-- Start of Given records --

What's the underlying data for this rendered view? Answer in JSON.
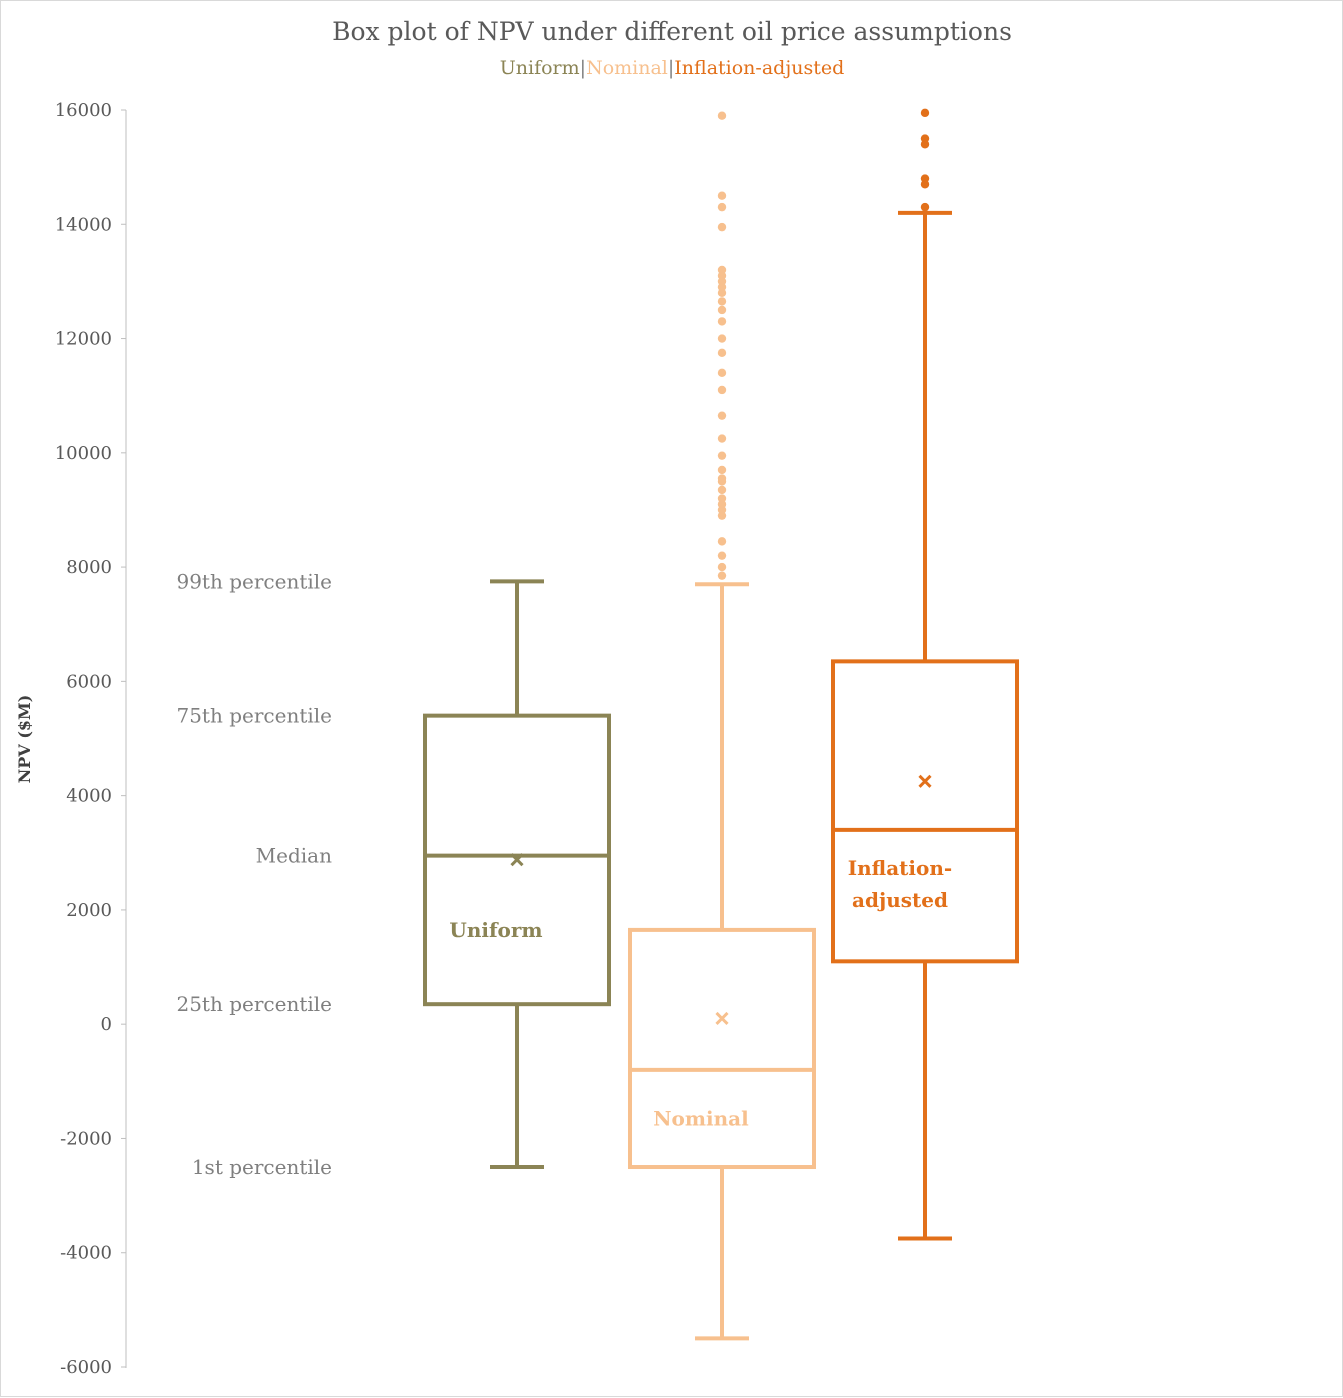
{
  "colors": {
    "uniform": "#8b8455",
    "nominal": "#f7c08e",
    "inflation": "#e2701a",
    "axis": "#bfbfbf",
    "text": "#595959",
    "annotation": "#7f7f7f"
  },
  "chart_data": {
    "type": "box",
    "title": "Box plot of NPV under different oil price assumptions",
    "subtitle": {
      "items": [
        "Uniform",
        "Nominal",
        "Inflation-adjusted"
      ],
      "separator": "|"
    },
    "ylabel": "NPV ($M)",
    "ylim": [
      -6000,
      16000
    ],
    "yticks": [
      16000,
      14000,
      12000,
      10000,
      8000,
      6000,
      4000,
      2000,
      0,
      -2000,
      -4000,
      -6000
    ],
    "grid": false,
    "annotations": [
      {
        "text": "99th percentile",
        "value": 7750
      },
      {
        "text": "75th percentile",
        "value": 5400
      },
      {
        "text": "Median",
        "value": 2950
      },
      {
        "text": "25th percentile",
        "value": 350
      },
      {
        "text": "1st percentile",
        "value": -2500
      }
    ],
    "series": [
      {
        "name": "Uniform",
        "color_key": "uniform",
        "whisker_low": -2500,
        "q1": 350,
        "median": 2950,
        "q3": 5400,
        "whisker_high": 7750,
        "mean": 2880,
        "outliers": [],
        "label_lines": [
          "Uniform"
        ],
        "label_value": 1650
      },
      {
        "name": "Nominal",
        "color_key": "nominal",
        "whisker_low": -5500,
        "q1": -2500,
        "median": -800,
        "q3": 1650,
        "whisker_high": 7700,
        "mean": 100,
        "outliers": [
          7850,
          8000,
          8200,
          8450,
          8900,
          9000,
          9100,
          9200,
          9350,
          9500,
          9550,
          9700,
          9950,
          10250,
          10650,
          11100,
          11400,
          11750,
          12000,
          12300,
          12500,
          12650,
          12800,
          12900,
          13000,
          13100,
          13200,
          13950,
          14300,
          14500,
          15900
        ],
        "label_lines": [
          "Nominal"
        ],
        "label_value": -1650
      },
      {
        "name": "Inflation-adjusted",
        "color_key": "inflation",
        "whisker_low": -3750,
        "q1": 1100,
        "median": 3400,
        "q3": 6350,
        "whisker_high": 14200,
        "mean": 4250,
        "outliers": [
          14300,
          14700,
          14800,
          15400,
          15500,
          15950
        ],
        "label_lines": [
          "Inflation-",
          "adjusted"
        ],
        "label_value": 2450
      }
    ]
  }
}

-- End of Given records --

** Problem to solve **
Copy out the lines in which the string "adjusted" appears.

** Result of the task **
        "Inflation-adjusted"
        "name": "Inflation-adjusted",
          "adjusted"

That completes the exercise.